▶ [Provided data]

•••

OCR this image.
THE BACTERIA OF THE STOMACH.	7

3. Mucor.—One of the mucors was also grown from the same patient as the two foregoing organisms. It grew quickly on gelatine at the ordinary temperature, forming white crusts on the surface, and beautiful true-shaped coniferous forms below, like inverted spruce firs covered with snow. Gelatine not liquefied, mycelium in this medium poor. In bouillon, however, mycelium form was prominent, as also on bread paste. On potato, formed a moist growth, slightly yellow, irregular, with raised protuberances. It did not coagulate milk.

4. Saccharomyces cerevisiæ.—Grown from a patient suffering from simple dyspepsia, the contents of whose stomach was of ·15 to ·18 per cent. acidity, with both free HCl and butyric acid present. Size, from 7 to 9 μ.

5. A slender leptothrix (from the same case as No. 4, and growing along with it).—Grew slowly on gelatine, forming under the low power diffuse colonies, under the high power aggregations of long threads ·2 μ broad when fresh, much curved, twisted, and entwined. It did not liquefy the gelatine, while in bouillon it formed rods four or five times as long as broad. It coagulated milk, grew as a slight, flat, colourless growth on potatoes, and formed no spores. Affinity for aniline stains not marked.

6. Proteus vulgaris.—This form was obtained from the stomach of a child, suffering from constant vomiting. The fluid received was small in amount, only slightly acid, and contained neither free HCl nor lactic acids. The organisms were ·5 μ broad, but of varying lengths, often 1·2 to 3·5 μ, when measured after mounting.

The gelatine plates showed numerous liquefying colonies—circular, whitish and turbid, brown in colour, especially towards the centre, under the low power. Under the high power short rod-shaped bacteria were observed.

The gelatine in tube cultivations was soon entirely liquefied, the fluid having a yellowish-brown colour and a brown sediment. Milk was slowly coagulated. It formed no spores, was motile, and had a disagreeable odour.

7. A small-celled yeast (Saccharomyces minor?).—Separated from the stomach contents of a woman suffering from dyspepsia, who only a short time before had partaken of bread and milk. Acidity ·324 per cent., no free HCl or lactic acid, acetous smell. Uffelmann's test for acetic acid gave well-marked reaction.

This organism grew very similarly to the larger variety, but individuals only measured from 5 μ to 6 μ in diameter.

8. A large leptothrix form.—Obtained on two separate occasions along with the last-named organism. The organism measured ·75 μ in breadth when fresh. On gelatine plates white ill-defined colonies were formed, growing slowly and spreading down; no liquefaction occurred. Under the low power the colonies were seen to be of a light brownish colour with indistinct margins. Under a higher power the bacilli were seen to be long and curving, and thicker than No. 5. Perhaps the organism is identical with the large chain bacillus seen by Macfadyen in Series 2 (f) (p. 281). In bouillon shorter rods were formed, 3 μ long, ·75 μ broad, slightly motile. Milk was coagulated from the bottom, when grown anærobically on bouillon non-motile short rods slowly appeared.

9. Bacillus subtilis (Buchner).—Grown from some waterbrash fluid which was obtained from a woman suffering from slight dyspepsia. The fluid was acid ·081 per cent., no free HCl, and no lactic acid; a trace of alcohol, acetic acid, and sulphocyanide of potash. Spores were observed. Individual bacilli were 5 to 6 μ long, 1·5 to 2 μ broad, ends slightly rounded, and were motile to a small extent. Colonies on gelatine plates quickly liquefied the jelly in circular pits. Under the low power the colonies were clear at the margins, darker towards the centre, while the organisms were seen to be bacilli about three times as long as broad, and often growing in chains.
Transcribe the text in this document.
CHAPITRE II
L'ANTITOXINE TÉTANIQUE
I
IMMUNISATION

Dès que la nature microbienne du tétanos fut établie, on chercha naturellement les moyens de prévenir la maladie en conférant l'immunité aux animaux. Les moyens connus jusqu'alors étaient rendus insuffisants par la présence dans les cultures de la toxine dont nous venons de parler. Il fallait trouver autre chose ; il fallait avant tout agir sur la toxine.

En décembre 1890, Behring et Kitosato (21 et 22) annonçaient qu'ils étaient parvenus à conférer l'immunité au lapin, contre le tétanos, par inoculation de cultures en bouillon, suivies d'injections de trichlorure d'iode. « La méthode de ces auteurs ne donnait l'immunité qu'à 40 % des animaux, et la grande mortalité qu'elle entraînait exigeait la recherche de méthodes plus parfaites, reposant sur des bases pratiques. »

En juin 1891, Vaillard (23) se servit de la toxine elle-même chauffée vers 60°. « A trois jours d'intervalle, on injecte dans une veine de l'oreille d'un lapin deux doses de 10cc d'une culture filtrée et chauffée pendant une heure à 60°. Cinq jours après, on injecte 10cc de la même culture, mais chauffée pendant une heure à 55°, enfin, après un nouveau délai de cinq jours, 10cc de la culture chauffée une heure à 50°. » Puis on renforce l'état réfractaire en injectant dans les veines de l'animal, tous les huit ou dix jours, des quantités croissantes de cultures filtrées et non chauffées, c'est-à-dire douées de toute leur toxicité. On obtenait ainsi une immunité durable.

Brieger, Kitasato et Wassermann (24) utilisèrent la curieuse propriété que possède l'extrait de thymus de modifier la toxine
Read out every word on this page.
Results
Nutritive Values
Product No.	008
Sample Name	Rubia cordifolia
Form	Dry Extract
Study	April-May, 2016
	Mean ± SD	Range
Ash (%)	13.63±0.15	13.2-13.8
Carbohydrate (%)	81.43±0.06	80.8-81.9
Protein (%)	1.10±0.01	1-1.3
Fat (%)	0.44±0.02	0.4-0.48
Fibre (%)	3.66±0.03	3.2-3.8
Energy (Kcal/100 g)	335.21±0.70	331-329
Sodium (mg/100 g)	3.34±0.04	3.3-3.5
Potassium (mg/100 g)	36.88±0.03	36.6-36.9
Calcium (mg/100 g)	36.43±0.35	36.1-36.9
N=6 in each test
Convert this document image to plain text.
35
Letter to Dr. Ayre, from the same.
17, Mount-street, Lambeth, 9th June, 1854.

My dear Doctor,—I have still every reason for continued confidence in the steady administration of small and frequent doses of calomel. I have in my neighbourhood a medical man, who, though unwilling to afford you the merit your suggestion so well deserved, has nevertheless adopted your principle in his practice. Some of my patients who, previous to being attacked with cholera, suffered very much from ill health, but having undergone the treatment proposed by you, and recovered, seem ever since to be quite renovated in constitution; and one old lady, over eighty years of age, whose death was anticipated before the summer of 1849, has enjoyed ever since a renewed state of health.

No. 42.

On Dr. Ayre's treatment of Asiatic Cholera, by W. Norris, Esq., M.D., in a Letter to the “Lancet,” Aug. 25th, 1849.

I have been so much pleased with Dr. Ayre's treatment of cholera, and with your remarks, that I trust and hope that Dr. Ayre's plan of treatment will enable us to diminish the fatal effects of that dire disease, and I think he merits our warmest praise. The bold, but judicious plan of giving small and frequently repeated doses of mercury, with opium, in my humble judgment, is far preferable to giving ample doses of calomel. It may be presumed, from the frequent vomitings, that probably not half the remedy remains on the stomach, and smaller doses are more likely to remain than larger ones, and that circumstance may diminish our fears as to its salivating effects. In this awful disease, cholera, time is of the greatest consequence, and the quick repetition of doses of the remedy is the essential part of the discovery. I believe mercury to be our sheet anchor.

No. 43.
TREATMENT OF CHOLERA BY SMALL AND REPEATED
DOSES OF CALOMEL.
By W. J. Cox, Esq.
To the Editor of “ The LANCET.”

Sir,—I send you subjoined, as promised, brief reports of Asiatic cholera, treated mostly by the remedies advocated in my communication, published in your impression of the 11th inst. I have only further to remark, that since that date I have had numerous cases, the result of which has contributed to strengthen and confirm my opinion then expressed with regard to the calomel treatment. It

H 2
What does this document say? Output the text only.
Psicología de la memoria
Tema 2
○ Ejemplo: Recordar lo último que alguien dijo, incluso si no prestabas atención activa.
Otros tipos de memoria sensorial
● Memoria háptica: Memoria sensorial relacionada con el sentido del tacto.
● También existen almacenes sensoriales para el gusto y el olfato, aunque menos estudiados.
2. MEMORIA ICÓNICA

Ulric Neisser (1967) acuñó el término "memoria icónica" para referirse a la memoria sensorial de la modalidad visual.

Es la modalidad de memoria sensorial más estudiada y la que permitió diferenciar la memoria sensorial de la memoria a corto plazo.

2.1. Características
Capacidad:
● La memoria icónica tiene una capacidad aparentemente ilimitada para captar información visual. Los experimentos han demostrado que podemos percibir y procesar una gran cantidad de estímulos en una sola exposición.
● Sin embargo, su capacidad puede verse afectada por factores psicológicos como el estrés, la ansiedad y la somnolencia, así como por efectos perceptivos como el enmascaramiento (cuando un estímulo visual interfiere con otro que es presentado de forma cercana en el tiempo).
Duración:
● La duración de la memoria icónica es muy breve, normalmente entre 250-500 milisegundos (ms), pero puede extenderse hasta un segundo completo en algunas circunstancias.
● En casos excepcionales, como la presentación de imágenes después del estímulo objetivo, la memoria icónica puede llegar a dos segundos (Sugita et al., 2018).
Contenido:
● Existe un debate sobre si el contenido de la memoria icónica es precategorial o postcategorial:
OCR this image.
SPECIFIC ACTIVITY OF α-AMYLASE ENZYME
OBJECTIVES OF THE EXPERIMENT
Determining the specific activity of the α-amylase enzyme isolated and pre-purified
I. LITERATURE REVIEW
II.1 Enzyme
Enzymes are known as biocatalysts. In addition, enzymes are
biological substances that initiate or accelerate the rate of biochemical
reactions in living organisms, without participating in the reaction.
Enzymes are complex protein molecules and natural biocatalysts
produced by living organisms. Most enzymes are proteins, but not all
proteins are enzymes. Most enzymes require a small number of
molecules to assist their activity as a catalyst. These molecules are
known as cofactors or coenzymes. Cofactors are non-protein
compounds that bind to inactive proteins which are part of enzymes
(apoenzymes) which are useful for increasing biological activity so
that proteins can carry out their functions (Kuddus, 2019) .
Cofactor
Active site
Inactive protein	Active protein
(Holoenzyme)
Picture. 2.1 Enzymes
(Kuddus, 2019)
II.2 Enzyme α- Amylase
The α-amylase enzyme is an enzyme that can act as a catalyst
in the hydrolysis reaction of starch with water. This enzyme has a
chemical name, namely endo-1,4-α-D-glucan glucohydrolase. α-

•••

▶ [Task brief] For this task, copy every line of the material in which "visual" appears.

▶ [Reply]
Ulric Neisser (1967) acuñó el término "memoria icónica" para referirse a la memoria sensorial de la modalidad visual.
● La memoria icónica tiene una capacidad aparentemente ilimitada para captar información visual. Los experimentos han demostrado que podemos percibir y procesar una gran cantidad de estímulos en una sola exposición.
● Sin embargo, su capacidad puede verse afectada por factores psicológicos como el estrés, la ansiedad y la somnolencia, así como por efectos perceptivos como el enmascaramiento (cuando un estímulo visual interfiere con otro que es presentado de forma cercana en el tiempo).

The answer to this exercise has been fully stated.